[START]
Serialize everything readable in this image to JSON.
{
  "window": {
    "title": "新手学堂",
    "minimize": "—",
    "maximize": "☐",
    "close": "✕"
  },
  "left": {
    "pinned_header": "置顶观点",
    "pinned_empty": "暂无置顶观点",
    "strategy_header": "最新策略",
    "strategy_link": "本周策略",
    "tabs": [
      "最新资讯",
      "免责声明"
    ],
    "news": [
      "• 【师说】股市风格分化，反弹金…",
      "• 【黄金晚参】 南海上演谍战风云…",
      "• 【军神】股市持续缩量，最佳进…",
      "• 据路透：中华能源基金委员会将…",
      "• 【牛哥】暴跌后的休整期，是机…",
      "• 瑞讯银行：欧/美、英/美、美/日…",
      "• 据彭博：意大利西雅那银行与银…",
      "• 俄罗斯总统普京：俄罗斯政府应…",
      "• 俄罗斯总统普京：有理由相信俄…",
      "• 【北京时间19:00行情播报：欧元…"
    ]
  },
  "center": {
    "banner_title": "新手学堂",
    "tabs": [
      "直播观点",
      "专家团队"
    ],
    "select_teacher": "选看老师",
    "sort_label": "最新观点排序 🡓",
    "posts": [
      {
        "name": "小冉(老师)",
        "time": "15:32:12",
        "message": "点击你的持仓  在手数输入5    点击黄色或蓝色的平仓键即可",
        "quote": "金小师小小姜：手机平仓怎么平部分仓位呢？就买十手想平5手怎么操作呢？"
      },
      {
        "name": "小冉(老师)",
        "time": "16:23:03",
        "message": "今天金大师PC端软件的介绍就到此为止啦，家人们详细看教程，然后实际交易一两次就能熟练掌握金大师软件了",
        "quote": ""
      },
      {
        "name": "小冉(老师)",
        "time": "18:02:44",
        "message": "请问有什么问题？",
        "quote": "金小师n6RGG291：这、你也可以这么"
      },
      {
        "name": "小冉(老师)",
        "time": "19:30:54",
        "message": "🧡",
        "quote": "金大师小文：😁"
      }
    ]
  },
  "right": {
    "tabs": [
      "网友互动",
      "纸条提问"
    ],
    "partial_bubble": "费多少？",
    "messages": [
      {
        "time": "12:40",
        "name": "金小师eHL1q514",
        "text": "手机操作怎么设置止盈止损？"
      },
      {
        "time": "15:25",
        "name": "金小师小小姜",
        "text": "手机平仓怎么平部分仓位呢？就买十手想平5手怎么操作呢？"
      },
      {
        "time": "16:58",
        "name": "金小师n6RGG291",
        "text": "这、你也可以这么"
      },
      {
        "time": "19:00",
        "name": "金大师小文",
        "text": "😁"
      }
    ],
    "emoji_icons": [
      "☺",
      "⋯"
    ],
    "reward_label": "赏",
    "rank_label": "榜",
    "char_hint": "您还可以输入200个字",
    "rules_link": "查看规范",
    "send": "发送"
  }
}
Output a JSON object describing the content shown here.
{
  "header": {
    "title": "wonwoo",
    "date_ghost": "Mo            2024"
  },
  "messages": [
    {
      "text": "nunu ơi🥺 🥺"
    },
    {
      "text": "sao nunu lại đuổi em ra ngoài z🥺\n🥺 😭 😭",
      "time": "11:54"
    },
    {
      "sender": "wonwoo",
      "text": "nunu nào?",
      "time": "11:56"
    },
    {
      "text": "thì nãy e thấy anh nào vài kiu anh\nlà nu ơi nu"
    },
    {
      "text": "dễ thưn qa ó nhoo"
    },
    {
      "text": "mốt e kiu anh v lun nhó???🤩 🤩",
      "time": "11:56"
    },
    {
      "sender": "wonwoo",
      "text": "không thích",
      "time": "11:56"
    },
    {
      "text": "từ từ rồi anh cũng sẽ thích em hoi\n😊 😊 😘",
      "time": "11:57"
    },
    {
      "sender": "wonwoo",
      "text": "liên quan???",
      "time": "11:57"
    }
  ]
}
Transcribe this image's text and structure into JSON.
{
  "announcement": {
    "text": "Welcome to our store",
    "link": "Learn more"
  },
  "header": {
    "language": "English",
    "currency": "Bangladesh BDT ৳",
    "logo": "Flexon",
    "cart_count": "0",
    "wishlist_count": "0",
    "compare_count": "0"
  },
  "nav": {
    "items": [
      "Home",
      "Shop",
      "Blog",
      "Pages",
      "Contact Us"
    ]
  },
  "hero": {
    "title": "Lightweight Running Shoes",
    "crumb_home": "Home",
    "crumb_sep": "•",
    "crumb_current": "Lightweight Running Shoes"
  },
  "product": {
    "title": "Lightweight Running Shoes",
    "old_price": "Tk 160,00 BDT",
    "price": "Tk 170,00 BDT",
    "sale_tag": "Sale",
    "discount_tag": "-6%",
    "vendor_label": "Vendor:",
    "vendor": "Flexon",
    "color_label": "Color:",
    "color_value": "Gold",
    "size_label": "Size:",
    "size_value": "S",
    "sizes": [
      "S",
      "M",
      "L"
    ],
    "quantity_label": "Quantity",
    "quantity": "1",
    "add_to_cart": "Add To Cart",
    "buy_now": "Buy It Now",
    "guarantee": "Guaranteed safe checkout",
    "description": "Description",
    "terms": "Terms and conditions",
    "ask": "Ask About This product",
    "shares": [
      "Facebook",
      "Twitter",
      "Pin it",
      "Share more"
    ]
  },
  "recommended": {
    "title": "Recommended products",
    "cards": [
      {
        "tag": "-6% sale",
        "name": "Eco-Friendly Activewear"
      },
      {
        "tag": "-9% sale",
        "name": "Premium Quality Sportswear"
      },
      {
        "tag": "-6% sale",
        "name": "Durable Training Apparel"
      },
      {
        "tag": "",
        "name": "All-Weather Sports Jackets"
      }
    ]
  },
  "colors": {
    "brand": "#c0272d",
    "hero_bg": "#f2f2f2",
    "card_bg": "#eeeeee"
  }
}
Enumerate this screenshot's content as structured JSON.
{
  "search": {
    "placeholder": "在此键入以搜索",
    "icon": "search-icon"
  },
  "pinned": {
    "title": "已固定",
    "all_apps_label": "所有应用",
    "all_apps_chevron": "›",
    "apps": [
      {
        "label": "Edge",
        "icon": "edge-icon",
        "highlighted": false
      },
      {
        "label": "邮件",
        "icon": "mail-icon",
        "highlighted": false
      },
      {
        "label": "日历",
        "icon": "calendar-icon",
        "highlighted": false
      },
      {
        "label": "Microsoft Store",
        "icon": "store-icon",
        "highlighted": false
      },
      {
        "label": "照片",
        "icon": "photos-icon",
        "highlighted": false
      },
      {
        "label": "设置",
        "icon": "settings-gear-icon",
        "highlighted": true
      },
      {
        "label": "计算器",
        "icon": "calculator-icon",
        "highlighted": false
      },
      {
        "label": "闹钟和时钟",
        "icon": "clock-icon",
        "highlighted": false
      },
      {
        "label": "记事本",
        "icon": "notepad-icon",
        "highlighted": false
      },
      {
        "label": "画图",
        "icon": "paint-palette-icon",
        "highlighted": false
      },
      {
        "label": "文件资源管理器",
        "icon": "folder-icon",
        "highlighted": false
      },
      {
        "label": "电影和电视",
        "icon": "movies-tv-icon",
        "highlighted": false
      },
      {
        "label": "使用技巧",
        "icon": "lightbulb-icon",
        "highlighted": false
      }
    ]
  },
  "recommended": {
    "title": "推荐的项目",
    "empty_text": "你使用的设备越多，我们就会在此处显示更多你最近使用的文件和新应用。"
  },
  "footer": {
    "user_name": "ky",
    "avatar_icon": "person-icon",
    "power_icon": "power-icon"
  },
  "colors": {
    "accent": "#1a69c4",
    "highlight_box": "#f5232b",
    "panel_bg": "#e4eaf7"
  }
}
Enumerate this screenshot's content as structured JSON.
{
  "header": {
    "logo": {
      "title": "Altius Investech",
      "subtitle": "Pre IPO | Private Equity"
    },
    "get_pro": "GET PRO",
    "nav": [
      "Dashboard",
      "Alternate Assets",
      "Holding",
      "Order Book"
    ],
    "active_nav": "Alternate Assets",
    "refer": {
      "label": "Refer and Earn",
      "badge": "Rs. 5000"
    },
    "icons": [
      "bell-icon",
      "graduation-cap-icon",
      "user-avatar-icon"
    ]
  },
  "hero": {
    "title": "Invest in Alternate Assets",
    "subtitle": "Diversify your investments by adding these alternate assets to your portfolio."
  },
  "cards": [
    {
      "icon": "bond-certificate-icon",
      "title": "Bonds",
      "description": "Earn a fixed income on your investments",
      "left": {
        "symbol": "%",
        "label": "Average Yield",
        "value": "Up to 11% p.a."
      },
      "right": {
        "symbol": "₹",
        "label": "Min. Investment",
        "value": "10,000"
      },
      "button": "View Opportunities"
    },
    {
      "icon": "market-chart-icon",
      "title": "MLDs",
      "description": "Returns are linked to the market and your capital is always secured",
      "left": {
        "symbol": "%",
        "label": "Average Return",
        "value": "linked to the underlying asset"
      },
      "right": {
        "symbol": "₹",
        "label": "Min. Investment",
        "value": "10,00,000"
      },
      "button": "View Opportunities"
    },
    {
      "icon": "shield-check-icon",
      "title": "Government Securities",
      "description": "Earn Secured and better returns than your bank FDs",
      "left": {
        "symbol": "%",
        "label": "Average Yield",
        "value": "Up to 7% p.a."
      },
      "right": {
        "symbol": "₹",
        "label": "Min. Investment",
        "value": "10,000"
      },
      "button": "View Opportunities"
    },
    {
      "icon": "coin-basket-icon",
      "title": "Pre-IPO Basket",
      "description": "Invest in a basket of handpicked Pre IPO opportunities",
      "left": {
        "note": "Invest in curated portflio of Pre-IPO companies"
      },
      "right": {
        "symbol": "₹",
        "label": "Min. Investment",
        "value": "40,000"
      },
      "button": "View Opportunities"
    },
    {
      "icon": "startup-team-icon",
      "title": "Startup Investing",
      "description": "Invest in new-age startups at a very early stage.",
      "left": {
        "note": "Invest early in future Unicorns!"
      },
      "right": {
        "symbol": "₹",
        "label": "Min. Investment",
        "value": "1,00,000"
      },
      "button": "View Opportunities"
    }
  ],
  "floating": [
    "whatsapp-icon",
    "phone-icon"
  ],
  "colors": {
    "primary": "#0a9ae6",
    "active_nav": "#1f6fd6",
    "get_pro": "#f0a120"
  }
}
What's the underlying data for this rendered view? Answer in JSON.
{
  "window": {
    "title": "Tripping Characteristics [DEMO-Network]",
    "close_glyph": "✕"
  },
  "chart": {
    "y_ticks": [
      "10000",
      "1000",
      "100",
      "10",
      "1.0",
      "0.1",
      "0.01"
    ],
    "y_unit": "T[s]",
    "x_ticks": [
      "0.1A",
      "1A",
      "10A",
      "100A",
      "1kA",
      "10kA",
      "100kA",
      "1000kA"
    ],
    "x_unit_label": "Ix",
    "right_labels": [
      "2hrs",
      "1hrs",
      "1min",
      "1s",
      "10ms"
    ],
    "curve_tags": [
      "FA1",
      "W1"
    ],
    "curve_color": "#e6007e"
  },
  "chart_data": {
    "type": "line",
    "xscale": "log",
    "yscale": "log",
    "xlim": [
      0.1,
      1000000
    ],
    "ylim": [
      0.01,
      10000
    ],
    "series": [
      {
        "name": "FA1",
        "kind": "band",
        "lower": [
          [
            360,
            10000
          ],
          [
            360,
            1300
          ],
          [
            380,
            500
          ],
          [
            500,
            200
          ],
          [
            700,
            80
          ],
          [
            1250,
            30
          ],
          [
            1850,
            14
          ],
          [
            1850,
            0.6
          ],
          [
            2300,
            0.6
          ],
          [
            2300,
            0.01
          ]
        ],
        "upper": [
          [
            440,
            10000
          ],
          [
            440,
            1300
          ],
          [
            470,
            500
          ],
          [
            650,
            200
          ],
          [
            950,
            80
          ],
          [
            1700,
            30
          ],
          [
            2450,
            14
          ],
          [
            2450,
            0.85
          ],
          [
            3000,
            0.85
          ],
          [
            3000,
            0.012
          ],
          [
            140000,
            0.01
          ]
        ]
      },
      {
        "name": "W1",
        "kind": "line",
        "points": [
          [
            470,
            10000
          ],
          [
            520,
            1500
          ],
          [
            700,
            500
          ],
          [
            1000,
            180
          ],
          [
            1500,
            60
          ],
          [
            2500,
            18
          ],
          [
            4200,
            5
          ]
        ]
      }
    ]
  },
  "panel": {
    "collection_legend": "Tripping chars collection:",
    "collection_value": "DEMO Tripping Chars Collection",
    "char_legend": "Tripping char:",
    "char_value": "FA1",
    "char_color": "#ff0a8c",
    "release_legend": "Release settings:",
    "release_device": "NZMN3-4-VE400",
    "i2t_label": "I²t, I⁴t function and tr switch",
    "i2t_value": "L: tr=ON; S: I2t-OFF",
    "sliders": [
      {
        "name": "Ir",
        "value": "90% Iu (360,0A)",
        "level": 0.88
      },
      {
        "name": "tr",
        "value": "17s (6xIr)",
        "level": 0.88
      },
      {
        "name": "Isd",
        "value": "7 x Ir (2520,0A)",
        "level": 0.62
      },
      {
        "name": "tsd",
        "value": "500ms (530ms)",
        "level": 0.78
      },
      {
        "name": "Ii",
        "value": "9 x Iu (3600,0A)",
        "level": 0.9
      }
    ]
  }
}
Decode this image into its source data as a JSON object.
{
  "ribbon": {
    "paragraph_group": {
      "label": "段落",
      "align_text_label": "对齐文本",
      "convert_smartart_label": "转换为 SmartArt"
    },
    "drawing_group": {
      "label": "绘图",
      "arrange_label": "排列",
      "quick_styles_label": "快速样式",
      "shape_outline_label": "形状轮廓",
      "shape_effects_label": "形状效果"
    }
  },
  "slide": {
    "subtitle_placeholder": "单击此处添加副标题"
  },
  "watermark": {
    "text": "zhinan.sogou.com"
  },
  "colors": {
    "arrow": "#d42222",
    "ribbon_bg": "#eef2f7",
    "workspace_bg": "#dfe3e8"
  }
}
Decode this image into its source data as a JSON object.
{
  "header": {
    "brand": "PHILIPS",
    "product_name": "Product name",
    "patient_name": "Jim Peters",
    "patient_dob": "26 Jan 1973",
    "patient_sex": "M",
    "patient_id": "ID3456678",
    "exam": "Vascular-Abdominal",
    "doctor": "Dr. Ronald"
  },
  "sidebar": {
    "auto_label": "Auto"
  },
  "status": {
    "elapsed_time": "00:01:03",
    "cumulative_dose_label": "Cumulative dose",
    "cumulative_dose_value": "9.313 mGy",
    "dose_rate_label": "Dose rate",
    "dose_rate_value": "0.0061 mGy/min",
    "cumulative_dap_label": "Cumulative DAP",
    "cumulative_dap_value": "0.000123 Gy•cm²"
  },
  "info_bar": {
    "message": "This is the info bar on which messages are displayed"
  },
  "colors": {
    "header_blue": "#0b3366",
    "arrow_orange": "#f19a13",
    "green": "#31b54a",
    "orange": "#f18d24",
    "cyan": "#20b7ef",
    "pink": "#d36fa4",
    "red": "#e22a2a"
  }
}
[END]
The task>
From the records above, report the count of lines containing "金小师小小姜" and nothing more.

The result>
2